Extract every line where the string "ylabel" appears.

Items from a data source:

-- begin --

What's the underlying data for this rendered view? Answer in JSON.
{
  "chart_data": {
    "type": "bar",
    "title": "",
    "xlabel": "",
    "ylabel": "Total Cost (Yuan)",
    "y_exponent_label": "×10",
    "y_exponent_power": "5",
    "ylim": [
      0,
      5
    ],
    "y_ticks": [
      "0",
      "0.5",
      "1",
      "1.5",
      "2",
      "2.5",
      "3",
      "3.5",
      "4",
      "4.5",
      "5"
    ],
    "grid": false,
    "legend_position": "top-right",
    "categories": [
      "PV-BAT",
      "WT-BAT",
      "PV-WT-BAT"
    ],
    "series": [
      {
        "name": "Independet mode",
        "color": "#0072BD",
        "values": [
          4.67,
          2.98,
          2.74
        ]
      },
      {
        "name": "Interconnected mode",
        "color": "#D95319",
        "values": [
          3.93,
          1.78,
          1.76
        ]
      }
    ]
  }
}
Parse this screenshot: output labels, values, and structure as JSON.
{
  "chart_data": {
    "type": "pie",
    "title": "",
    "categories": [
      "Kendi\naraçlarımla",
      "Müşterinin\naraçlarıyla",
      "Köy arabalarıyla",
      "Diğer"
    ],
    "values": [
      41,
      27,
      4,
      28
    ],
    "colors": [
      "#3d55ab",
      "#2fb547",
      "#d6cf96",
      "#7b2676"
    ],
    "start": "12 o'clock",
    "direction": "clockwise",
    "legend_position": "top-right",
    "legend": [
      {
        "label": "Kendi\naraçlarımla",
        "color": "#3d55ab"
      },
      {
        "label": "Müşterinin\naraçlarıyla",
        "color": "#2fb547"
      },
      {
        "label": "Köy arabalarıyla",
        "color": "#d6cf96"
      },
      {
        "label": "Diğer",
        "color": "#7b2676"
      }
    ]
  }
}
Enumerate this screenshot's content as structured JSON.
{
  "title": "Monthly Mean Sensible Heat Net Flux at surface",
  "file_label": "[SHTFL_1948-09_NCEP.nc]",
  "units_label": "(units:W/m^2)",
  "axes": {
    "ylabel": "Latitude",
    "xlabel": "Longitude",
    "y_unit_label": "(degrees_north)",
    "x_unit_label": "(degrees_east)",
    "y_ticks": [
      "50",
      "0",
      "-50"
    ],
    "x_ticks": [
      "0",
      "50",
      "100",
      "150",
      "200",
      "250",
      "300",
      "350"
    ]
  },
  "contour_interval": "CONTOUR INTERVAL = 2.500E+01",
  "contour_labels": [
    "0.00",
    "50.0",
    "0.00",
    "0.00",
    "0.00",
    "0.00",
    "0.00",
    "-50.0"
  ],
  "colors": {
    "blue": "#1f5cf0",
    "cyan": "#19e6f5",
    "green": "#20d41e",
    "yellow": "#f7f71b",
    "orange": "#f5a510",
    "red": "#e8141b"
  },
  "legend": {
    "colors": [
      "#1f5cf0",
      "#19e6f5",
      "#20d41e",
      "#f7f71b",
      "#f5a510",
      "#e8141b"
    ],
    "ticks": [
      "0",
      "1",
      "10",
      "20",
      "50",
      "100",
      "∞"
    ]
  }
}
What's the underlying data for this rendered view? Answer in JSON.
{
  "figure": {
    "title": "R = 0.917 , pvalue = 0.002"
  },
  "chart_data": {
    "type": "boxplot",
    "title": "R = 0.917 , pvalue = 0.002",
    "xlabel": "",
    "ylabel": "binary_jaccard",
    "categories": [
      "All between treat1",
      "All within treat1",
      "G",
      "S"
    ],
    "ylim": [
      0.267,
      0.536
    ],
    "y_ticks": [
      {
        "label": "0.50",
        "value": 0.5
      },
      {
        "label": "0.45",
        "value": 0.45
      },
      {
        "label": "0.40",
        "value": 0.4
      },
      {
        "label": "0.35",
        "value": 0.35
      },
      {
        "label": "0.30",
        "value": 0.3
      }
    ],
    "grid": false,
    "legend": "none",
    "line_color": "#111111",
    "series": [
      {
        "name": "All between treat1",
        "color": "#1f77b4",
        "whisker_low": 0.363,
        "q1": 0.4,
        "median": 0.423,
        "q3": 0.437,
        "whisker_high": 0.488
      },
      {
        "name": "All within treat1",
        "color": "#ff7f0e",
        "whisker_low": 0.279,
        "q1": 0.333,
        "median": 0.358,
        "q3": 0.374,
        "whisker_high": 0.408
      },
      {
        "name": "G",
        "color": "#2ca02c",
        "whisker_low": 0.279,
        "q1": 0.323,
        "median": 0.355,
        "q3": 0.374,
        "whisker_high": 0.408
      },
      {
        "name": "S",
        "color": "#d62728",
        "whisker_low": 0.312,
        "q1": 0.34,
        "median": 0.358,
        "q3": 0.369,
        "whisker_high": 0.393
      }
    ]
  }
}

-- end --

__Result for this task__.
    "ylabel": "Total Cost (Yuan)",
    "ylabel": "Latitude",
    "ylabel": "binary_jaccard",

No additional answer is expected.